▶ [Data supplied]
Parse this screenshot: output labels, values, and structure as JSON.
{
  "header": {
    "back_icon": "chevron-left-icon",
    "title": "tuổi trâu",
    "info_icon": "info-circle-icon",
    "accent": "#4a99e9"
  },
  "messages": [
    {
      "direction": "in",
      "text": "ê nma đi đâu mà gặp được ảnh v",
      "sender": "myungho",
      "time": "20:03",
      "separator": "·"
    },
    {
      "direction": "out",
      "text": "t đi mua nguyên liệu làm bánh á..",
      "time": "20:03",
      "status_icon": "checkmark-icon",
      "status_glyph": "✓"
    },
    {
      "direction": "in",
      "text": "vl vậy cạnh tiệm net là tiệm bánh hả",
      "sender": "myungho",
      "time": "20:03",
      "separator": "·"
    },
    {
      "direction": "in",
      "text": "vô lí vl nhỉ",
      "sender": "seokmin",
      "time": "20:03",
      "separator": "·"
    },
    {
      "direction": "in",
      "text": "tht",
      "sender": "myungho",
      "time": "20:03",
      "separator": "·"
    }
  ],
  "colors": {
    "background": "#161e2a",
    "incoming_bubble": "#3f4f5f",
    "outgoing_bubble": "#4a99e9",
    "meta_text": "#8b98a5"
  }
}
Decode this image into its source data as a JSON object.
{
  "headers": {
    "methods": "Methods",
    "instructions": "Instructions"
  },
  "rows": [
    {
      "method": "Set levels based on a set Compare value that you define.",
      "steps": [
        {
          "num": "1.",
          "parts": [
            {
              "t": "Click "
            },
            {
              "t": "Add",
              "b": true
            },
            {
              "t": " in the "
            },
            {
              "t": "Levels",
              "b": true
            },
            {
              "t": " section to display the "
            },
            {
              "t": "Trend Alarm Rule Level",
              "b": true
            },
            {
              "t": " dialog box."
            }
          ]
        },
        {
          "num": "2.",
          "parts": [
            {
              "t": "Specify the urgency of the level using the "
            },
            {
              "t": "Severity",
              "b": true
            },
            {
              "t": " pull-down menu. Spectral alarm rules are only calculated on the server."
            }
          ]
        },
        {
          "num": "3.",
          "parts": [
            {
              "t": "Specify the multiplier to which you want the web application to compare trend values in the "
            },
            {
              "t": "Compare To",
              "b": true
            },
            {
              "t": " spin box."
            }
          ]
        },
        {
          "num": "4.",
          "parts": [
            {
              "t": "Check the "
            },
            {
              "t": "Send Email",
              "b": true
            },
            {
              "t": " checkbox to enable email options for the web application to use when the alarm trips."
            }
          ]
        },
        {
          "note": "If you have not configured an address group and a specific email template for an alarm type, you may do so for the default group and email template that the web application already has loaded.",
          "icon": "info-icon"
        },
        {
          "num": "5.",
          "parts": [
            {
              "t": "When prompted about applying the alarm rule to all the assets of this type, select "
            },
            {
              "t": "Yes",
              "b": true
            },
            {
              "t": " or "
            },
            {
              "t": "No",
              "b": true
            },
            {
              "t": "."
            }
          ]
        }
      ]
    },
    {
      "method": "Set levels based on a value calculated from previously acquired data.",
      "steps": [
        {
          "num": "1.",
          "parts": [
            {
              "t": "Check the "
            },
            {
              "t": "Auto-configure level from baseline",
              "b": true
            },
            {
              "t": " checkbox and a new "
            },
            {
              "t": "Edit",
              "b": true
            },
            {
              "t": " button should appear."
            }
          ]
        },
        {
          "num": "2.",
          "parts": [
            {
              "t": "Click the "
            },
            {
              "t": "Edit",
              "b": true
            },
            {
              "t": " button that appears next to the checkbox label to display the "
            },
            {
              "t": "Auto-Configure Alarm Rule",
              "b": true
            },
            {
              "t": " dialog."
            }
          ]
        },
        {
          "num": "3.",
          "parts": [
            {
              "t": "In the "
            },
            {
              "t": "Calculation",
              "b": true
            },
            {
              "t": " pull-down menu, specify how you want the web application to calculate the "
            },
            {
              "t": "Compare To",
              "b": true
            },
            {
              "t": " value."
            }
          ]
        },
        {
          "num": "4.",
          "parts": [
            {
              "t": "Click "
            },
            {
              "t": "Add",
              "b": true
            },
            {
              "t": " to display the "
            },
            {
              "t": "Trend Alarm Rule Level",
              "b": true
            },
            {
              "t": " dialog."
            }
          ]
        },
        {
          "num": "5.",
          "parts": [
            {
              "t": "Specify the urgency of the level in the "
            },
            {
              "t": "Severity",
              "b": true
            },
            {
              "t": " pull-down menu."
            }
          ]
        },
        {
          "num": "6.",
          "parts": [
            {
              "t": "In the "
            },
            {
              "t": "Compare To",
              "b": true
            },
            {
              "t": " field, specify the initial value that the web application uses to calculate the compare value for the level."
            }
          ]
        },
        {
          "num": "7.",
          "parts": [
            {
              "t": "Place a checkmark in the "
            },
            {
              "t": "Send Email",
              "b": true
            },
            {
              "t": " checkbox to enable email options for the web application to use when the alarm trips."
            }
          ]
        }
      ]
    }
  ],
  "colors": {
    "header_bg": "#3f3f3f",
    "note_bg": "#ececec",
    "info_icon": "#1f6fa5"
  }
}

▶ [Exercise aim]
Repeat all entries. Match them exactly.

▶ [Full response]
Parse this screenshot: output labels, values, and structure as JSON.
{
  "header": {
    "back_icon": "chevron-left-icon",
    "title": "tuổi trâu",
    "info_icon": "info-circle-icon",
    "accent": "#4a99e9"
  },
  "messages": [
    {
      "direction": "in",
      "text": "ê nma đi đâu mà gặp được ảnh v",
      "sender": "myungho",
      "time": "20:03",
      "separator": "·"
    },
    {
      "direction": "out",
      "text": "t đi mua nguyên liệu làm bánh á..",
      "time": "20:03",
      "status_icon": "checkmark-icon",
      "status_glyph": "✓"
    },
    {
      "direction": "in",
      "text": "vl vậy cạnh tiệm net là tiệm bánh hả",
      "sender": "myungho",
      "time": "20:03",
      "separator": "·"
    },
    {
      "direction": "in",
      "text": "vô lí vl nhỉ",
      "sender": "seokmin",
      "time": "20:03",
      "separator": "·"
    },
    {
      "direction": "in",
      "text": "tht",
      "sender": "myungho",
      "time": "20:03",
      "separator": "·"
    }
  ],
  "colors": {
    "background": "#161e2a",
    "incoming_bubble": "#3f4f5f",
    "outgoing_bubble": "#4a99e9",
    "meta_text": "#8b98a5"
  }
}
Decode this image into its source data as a JSON object.
{
  "headers": {
    "methods": "Methods",
    "instructions": "Instructions"
  },
  "rows": [
    {
      "method": "Set levels based on a set Compare value that you define.",
      "steps": [
        {
          "num": "1.",
          "parts": [
            {
              "t": "Click "
            },
            {
              "t": "Add",
              "b": true
            },
            {
              "t": " in the "
            },
            {
              "t": "Levels",
              "b": true
            },
            {
              "t": " section to display the "
            },
            {
              "t": "Trend Alarm Rule Level",
              "b": true
            },
            {
              "t": " dialog box."
            }
          ]
        },
        {
          "num": "2.",
          "parts": [
            {
              "t": "Specify the urgency of the level using the "
            },
            {
              "t": "Severity",
              "b": true
            },
            {
              "t": " pull-down menu. Spectral alarm rules are only calculated on the server."
            }
          ]
        },
        {
          "num": "3.",
          "parts": [
            {
              "t": "Specify the multiplier to which you want the web application to compare trend values in the "
            },
            {
              "t": "Compare To",
              "b": true
            },
            {
              "t": " spin box."
            }
          ]
        },
        {
          "num": "4.",
          "parts": [
            {
              "t": "Check the "
            },
            {
              "t": "Send Email",
              "b": true
            },
            {
              "t": " checkbox to enable email options for the web application to use when the alarm trips."
            }
          ]
        },
        {
          "note": "If you have not configured an address group and a specific email template for an alarm type, you may do so for the default group and email template that the web application already has loaded.",
          "icon": "info-icon"
        },
        {
          "num": "5.",
          "parts": [
            {
              "t": "When prompted about applying the alarm rule to all the assets of this type, select "
            },
            {
              "t": "Yes",
              "b": true
            },
            {
              "t": " or "
            },
            {
              "t": "No",
              "b": true
            },
            {
              "t": "."
            }
          ]
        }
      ]
    },
    {
      "method": "Set levels based on a value calculated from previously acquired data.",
      "steps": [
        {
          "num": "1.",
          "parts": [
            {
              "t": "Check the "
            },
            {
              "t": "Auto-configure level from baseline",
              "b": true
            },
            {
              "t": " checkbox and a new "
            },
            {
              "t": "Edit",
              "b": true
            },
            {
              "t": " button should appear."
            }
          ]
        },
        {
          "num": "2.",
          "parts": [
            {
              "t": "Click the "
            },
            {
              "t": "Edit",
              "b": true
            },
            {
              "t": " button that appears next to the checkbox label to display the "
            },
            {
              "t": "Auto-Configure Alarm Rule",
              "b": true
            },
            {
              "t": " dialog."
            }
          ]
        },
        {
          "num": "3.",
          "parts": [
            {
              "t": "In the "
            },
            {
              "t": "Calculation",
              "b": true
            },
            {
              "t": " pull-down menu, specify how you want the web application to calculate the "
            },
            {
              "t": "Compare To",
              "b": true
            },
            {
              "t": " value."
            }
          ]
        },
        {
          "num": "4.",
          "parts": [
            {
              "t": "Click "
            },
            {
              "t": "Add",
              "b": true
            },
            {
              "t": " to display the "
            },
            {
              "t": "Trend Alarm Rule Level",
              "b": true
            },
            {
              "t": " dialog."
            }
          ]
        },
        {
          "num": "5.",
          "parts": [
            {
              "t": "Specify the urgency of the level in the "
            },
            {
              "t": "Severity",
              "b": true
            },
            {
              "t": " pull-down menu."
            }
          ]
        },
        {
          "num": "6.",
          "parts": [
            {
              "t": "In the "
            },
            {
              "t": "Compare To",
              "b": true
            },
            {
              "t": " field, specify the initial value that the web application uses to calculate the compare value for the level."
            }
          ]
        },
        {
          "num": "7.",
          "parts": [
            {
              "t": "Place a checkmark in the "
            },
            {
              "t": "Send Email",
              "b": true
            },
            {
              "t": " checkbox to enable email options for the web application to use when the alarm trips."
            }
          ]
        }
      ]
    }
  ],
  "colors": {
    "header_bg": "#3f3f3f",
    "note_bg": "#ececec",
    "info_icon": "#1f6fa5"
  }
}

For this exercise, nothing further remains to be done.